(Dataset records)
[Begin]

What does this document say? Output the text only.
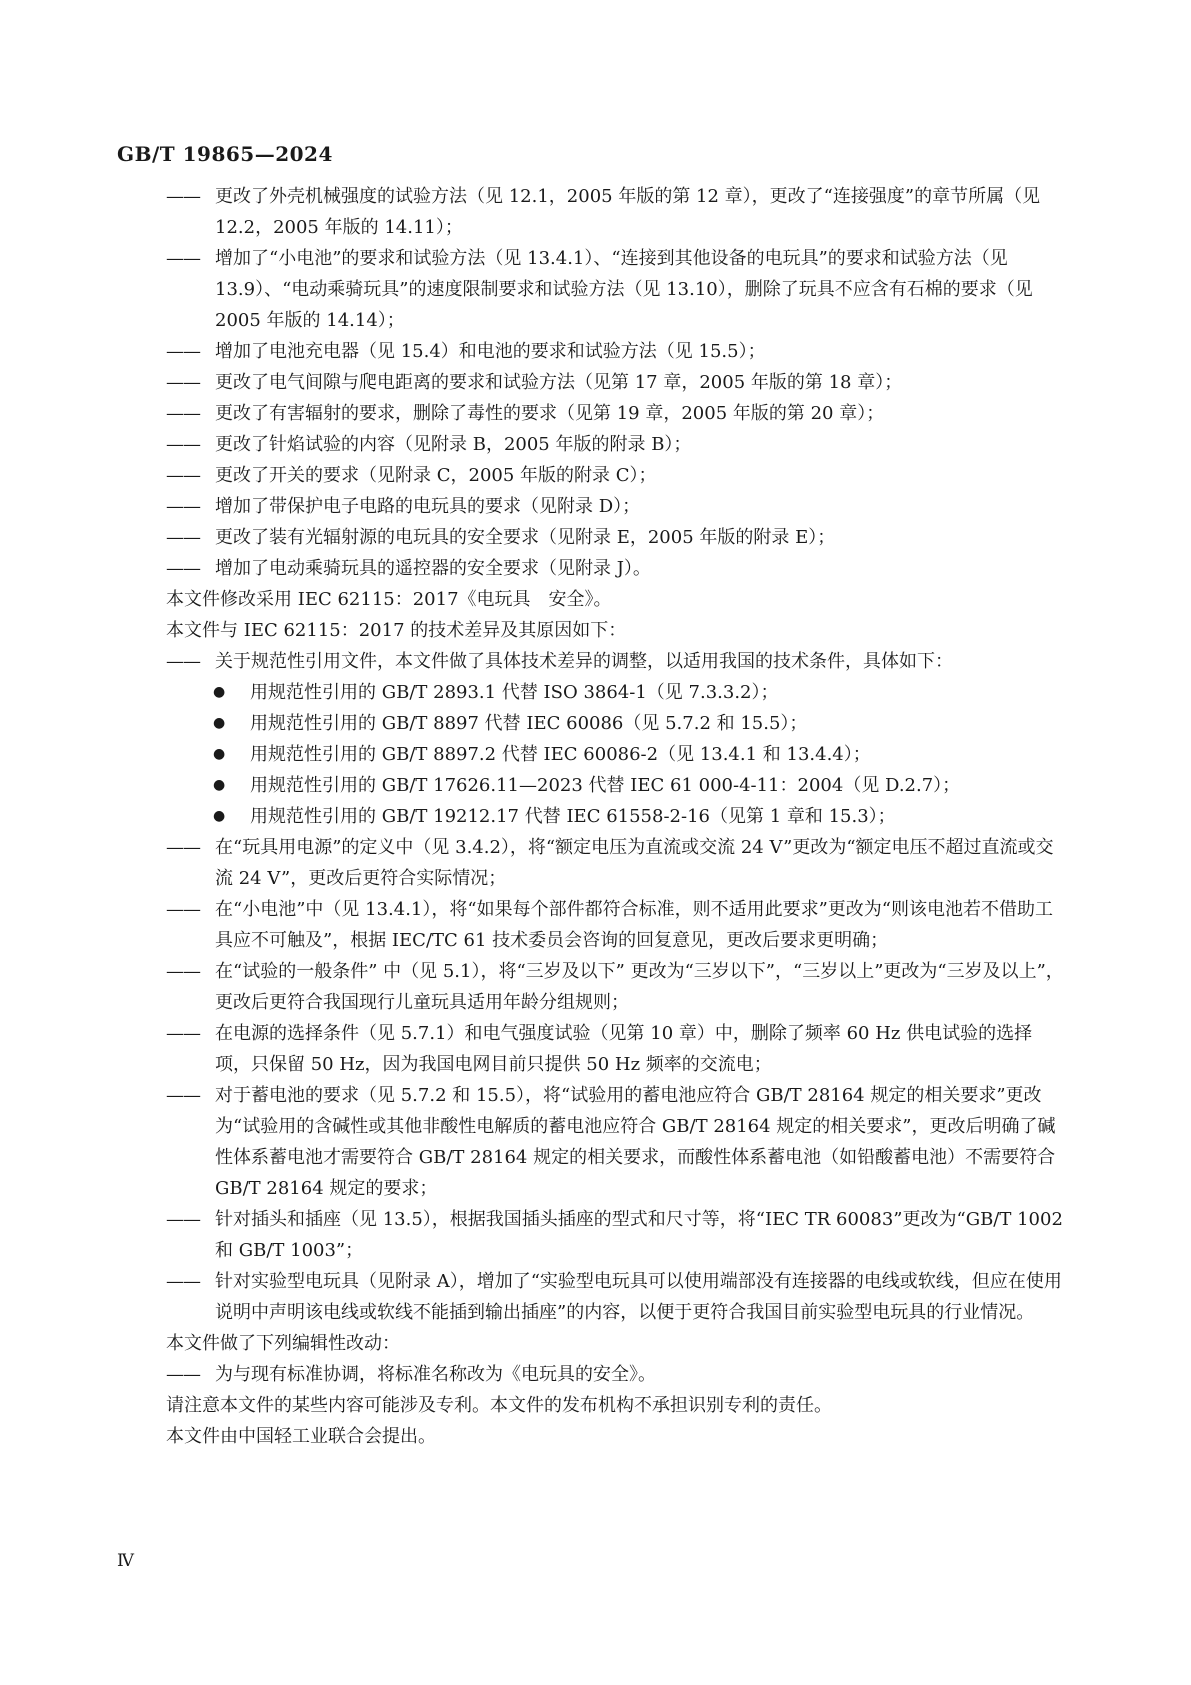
GB/T 19865—2024
—— 更改了外壳机械强度的试验方法（见 12.1，2005 年版的第 12 章），更改了“连接强度”的章节所属（见 12.2，2005 年版的 14.11）；
—— 增加了“小电池”的要求和试验方法（见 13.4.1）、“连接到其他设备的电玩具”的要求和试验方法（见 13.9）、“电动乘骑玩具”的速度限制要求和试验方法（见 13.10），删除了玩具不应含有石棉的要求（见 2005 年版的 14.14）；
—— 增加了电池充电器（见 15.4）和电池的要求和试验方法（见 15.5）；
—— 更改了电气间隙与爬电距离的要求和试验方法（见第 17 章，2005 年版的第 18 章）；
—— 更改了有害辐射的要求，删除了毒性的要求（见第 19 章，2005 年版的第 20 章）；
—— 更改了针焰试验的内容（见附录 B，2005 年版的附录 B）；
—— 更改了开关的要求（见附录 C，2005 年版的附录 C）；
—— 增加了带保护电子电路的电玩具的要求（见附录 D）；
—— 更改了装有光辐射源的电玩具的安全要求（见附录 E，2005 年版的附录 E）；
—— 增加了电动乘骑玩具的遥控器的安全要求（见附录 J）。
本文件修改采用 IEC 62115：2017《电玩具　安全》。
本文件与 IEC 62115：2017 的技术差异及其原因如下：
—— 关于规范性引用文件，本文件做了具体技术差异的调整，以适用我国的技术条件，具体如下：
● 用规范性引用的 GB/T 2893.1 代替 ISO 3864-1（见 7.3.3.2）；
● 用规范性引用的 GB/T 8897 代替 IEC 60086（见 5.7.2 和 15.5）；
● 用规范性引用的 GB/T 8897.2 代替 IEC 60086-2（见 13.4.1 和 13.4.4）；
● 用规范性引用的 GB/T 17626.11—2023 代替 IEC 61 000-4-11：2004（见 D.2.7）；
● 用规范性引用的 GB/T 19212.17 代替 IEC 61558-2-16（见第 1 章和 15.3）；
—— 在“玩具用电源”的定义中（见 3.4.2），将“额定电压为直流或交流 24 V”更改为“额定电压不超过直流或交流 24 V”，更改后更符合实际情况；
—— 在“小电池”中（见 13.4.1），将“如果每个部件都符合标准，则不适用此要求”更改为“则该电池若不借助工具应不可触及”，根据 IEC/TC 61 技术委员会咨询的回复意见，更改后要求更明确；
—— 在“试验的一般条件” 中（见 5.1），将“三岁及以下” 更改为“三岁以下”，“三岁以上”更改为“三岁及以上”，更改后更符合我国现行儿童玩具适用年龄分组规则；
—— 在电源的选择条件（见 5.7.1）和电气强度试验（见第 10 章）中，删除了频率 60 Hz 供电试验的选择项，只保留 50 Hz，因为我国电网目前只提供 50 Hz 频率的交流电；
—— 对于蓄电池的要求（见 5.7.2 和 15.5），将“试验用的蓄电池应符合 GB/T 28164 规定的相关要求”更改为“试验用的含碱性或其他非酸性电解质的蓄电池应符合 GB/T 28164 规定的相关要求”，更改后明确了碱性体系蓄电池才需要符合 GB/T 28164 规定的相关要求，而酸性体系蓄电池（如铅酸蓄电池）不需要符合 GB/T 28164 规定的要求；
—— 针对插头和插座（见 13.5），根据我国插头插座的型式和尺寸等，将“IEC TR 60083”更改为“GB/T 1002 和 GB/T 1003”；
—— 针对实验型电玩具（见附录 A），增加了“实验型电玩具可以使用端部没有连接器的电线或软线，但应在使用说明中声明该电线或软线不能插到输出插座”的内容，以便于更符合我国目前实验型电玩具的行业情况。
本文件做了下列编辑性改动：
—— 为与现有标准协调，将标准名称改为《电玩具的安全》。
请注意本文件的某些内容可能涉及专利。本文件的发布机构不承担识别专利的责任。
本文件由中国轻工业联合会提出。
Ⅳ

[End]

- **Your task**
Search the data for "年版的附录". Copy every matching line.

- **Exercise answer**
—— 更改了针焰试验的内容（见附录 B，2005 年版的附录 B）；
—— 更改了开关的要求（见附录 C，2005 年版的附录 C）；
—— 更改了装有光辐射源的电玩具的安全要求（见附录 E，2005 年版的附录 E）；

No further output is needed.